[begin ROWS]

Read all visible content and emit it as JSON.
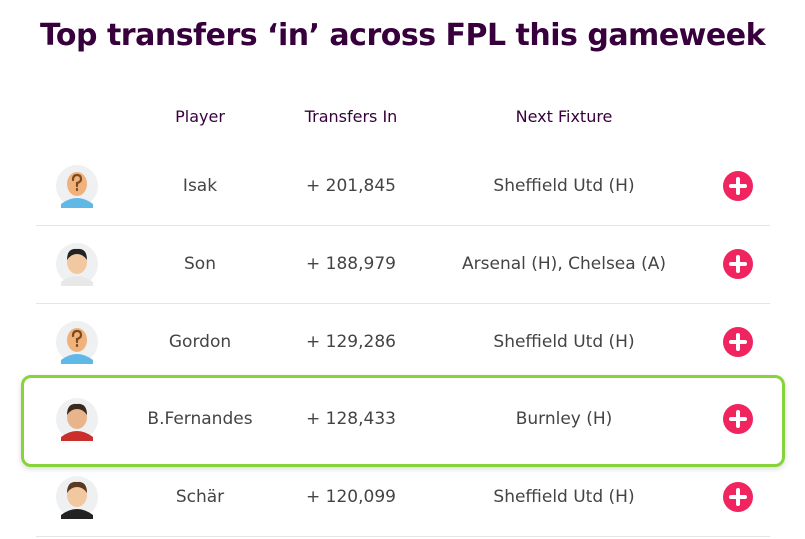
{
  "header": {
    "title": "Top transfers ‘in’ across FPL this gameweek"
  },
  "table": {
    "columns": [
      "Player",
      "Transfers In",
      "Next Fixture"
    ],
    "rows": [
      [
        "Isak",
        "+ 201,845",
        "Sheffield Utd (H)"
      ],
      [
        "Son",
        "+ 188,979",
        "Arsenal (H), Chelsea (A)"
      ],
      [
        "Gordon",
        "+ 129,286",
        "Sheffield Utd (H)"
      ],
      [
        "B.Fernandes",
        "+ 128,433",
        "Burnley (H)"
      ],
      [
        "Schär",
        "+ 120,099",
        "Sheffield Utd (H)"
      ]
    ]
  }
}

[end ROWS]

**EXERCISE INSTRUCTIONS**
Leave the images out and output the remaining material exactly as it stands.

**RESULT BELOW**
Read all visible content and emit it as JSON.
{
  "header": {
    "title": "Top transfers ‘in’ across FPL this gameweek"
  },
  "table": {
    "columns": [
      "Player",
      "Transfers In",
      "Next Fixture"
    ],
    "rows": [
      [
        "Isak",
        "+ 201,845",
        "Sheffield Utd (H)"
      ],
      [
        "Son",
        "+ 188,979",
        "Arsenal (H), Chelsea (A)"
      ],
      [
        "Gordon",
        "+ 129,286",
        "Sheffield Utd (H)"
      ],
      [
        "B.Fernandes",
        "+ 128,433",
        "Burnley (H)"
      ],
      [
        "Schär",
        "+ 120,099",
        "Sheffield Utd (H)"
      ]
    ]
  }
}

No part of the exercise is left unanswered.